— BEGIN —

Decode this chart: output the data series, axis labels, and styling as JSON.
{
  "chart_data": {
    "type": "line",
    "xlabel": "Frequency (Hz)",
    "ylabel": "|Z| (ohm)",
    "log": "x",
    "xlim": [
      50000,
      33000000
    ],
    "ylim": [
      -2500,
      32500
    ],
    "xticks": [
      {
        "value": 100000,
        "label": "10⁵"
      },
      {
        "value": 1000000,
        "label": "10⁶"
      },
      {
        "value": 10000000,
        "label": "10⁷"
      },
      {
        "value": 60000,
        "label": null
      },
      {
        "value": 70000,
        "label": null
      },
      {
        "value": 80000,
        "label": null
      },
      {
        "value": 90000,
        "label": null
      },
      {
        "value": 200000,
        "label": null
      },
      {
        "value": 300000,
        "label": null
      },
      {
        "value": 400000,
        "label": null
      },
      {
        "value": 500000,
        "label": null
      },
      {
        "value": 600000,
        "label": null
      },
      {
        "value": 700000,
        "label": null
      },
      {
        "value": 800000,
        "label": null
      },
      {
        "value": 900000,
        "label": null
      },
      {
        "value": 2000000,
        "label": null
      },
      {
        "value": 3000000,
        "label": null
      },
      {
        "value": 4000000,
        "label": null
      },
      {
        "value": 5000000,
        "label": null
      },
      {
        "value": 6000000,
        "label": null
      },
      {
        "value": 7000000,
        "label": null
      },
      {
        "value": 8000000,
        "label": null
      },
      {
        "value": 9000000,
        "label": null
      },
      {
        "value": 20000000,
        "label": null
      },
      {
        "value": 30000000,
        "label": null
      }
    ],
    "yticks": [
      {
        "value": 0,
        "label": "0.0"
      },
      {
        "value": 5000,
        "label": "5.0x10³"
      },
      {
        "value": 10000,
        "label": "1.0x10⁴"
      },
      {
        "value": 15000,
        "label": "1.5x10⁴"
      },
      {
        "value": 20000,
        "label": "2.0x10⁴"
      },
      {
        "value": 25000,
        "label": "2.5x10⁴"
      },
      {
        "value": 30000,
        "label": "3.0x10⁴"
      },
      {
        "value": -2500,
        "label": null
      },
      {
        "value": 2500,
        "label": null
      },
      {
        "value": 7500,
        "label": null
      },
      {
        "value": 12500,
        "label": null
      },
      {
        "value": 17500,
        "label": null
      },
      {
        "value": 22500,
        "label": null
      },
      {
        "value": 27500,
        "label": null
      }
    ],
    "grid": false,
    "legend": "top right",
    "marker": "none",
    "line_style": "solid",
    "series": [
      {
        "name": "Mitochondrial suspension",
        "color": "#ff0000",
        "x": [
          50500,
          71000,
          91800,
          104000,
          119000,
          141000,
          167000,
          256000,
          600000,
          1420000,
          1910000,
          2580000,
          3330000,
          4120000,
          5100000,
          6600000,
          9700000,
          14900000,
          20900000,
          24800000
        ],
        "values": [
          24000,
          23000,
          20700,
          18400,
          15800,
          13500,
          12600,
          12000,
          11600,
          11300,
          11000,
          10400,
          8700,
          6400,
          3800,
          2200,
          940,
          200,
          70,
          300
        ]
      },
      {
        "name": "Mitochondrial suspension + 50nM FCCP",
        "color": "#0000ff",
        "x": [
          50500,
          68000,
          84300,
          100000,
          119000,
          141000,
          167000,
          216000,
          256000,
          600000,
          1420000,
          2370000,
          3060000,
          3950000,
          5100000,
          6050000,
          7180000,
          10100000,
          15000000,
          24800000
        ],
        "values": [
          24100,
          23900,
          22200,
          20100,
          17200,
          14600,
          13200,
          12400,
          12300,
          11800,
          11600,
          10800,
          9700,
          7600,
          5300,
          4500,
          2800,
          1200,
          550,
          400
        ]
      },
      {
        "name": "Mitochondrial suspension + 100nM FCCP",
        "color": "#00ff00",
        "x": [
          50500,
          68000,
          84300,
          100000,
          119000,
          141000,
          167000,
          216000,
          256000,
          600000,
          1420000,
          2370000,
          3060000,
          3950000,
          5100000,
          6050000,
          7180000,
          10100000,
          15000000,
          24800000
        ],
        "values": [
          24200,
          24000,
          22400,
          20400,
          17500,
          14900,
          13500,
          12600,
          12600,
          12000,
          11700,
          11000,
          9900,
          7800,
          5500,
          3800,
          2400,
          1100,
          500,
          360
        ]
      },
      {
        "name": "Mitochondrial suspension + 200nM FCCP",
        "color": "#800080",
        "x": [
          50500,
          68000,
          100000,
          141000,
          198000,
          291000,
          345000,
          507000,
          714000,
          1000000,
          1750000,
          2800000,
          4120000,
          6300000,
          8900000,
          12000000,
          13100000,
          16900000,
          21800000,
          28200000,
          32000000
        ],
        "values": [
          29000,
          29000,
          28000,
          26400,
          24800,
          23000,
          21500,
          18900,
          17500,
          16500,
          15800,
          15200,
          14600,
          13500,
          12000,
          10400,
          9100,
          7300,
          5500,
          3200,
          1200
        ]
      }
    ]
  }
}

— END —

Goal: Your task is to repeat the data exactly, with nothing left out.

Exercise result:
Decode this chart: output the data series, axis labels, and styling as JSON.
{
  "chart_data": {
    "type": "line",
    "xlabel": "Frequency (Hz)",
    "ylabel": "|Z| (ohm)",
    "log": "x",
    "xlim": [
      50000,
      33000000
    ],
    "ylim": [
      -2500,
      32500
    ],
    "xticks": [
      {
        "value": 100000,
        "label": "10⁵"
      },
      {
        "value": 1000000,
        "label": "10⁶"
      },
      {
        "value": 10000000,
        "label": "10⁷"
      },
      {
        "value": 60000,
        "label": null
      },
      {
        "value": 70000,
        "label": null
      },
      {
        "value": 80000,
        "label": null
      },
      {
        "value": 90000,
        "label": null
      },
      {
        "value": 200000,
        "label": null
      },
      {
        "value": 300000,
        "label": null
      },
      {
        "value": 400000,
        "label": null
      },
      {
        "value": 500000,
        "label": null
      },
      {
        "value": 600000,
        "label": null
      },
      {
        "value": 700000,
        "label": null
      },
      {
        "value": 800000,
        "label": null
      },
      {
        "value": 900000,
        "label": null
      },
      {
        "value": 2000000,
        "label": null
      },
      {
        "value": 3000000,
        "label": null
      },
      {
        "value": 4000000,
        "label": null
      },
      {
        "value": 5000000,
        "label": null
      },
      {
        "value": 6000000,
        "label": null
      },
      {
        "value": 7000000,
        "label": null
      },
      {
        "value": 8000000,
        "label": null
      },
      {
        "value": 9000000,
        "label": null
      },
      {
        "value": 20000000,
        "label": null
      },
      {
        "value": 30000000,
        "label": null
      }
    ],
    "yticks": [
      {
        "value": 0,
        "label": "0.0"
      },
      {
        "value": 5000,
        "label": "5.0x10³"
      },
      {
        "value": 10000,
        "label": "1.0x10⁴"
      },
      {
        "value": 15000,
        "label": "1.5x10⁴"
      },
      {
        "value": 20000,
        "label": "2.0x10⁴"
      },
      {
        "value": 25000,
        "label": "2.5x10⁴"
      },
      {
        "value": 30000,
        "label": "3.0x10⁴"
      },
      {
        "value": -2500,
        "label": null
      },
      {
        "value": 2500,
        "label": null
      },
      {
        "value": 7500,
        "label": null
      },
      {
        "value": 12500,
        "label": null
      },
      {
        "value": 17500,
        "label": null
      },
      {
        "value": 22500,
        "label": null
      },
      {
        "value": 27500,
        "label": null
      }
    ],
    "grid": false,
    "legend": "top right",
    "marker": "none",
    "line_style": "solid",
    "series": [
      {
        "name": "Mitochondrial suspension",
        "color": "#ff0000",
        "x": [
          50500,
          71000,
          91800,
          104000,
          119000,
          141000,
          167000,
          256000,
          600000,
          1420000,
          1910000,
          2580000,
          3330000,
          4120000,
          5100000,
          6600000,
          9700000,
          14900000,
          20900000,
          24800000
        ],
        "values": [
          24000,
          23000,
          20700,
          18400,
          15800,
          13500,
          12600,
          12000,
          11600,
          11300,
          11000,
          10400,
          8700,
          6400,
          3800,
          2200,
          940,
          200,
          70,
          300
        ]
      },
      {
        "name": "Mitochondrial suspension + 50nM FCCP",
        "color": "#0000ff",
        "x": [
          50500,
          68000,
          84300,
          100000,
          119000,
          141000,
          167000,
          216000,
          256000,
          600000,
          1420000,
          2370000,
          3060000,
          3950000,
          5100000,
          6050000,
          7180000,
          10100000,
          15000000,
          24800000
        ],
        "values": [
          24100,
          23900,
          22200,
          20100,
          17200,
          14600,
          13200,
          12400,
          12300,
          11800,
          11600,
          10800,
          9700,
          7600,
          5300,
          4500,
          2800,
          1200,
          550,
          400
        ]
      },
      {
        "name": "Mitochondrial suspension + 100nM FCCP",
        "color": "#00ff00",
        "x": [
          50500,
          68000,
          84300,
          100000,
          119000,
          141000,
          167000,
          216000,
          256000,
          600000,
          1420000,
          2370000,
          3060000,
          3950000,
          5100000,
          6050000,
          7180000,
          10100000,
          15000000,
          24800000
        ],
        "values": [
          24200,
          24000,
          22400,
          20400,
          17500,
          14900,
          13500,
          12600,
          12600,
          12000,
          11700,
          11000,
          9900,
          7800,
          5500,
          3800,
          2400,
          1100,
          500,
          360
        ]
      },
      {
        "name": "Mitochondrial suspension + 200nM FCCP",
        "color": "#800080",
        "x": [
          50500,
          68000,
          100000,
          141000,
          198000,
          291000,
          345000,
          507000,
          714000,
          1000000,
          1750000,
          2800000,
          4120000,
          6300000,
          8900000,
          12000000,
          13100000,
          16900000,
          21800000,
          28200000,
          32000000
        ],
        "values": [
          29000,
          29000,
          28000,
          26400,
          24800,
          23000,
          21500,
          18900,
          17500,
          16500,
          15800,
          15200,
          14600,
          13500,
          12000,
          10400,
          9100,
          7300,
          5500,
          3200,
          1200
        ]
      }
    ]
  }
}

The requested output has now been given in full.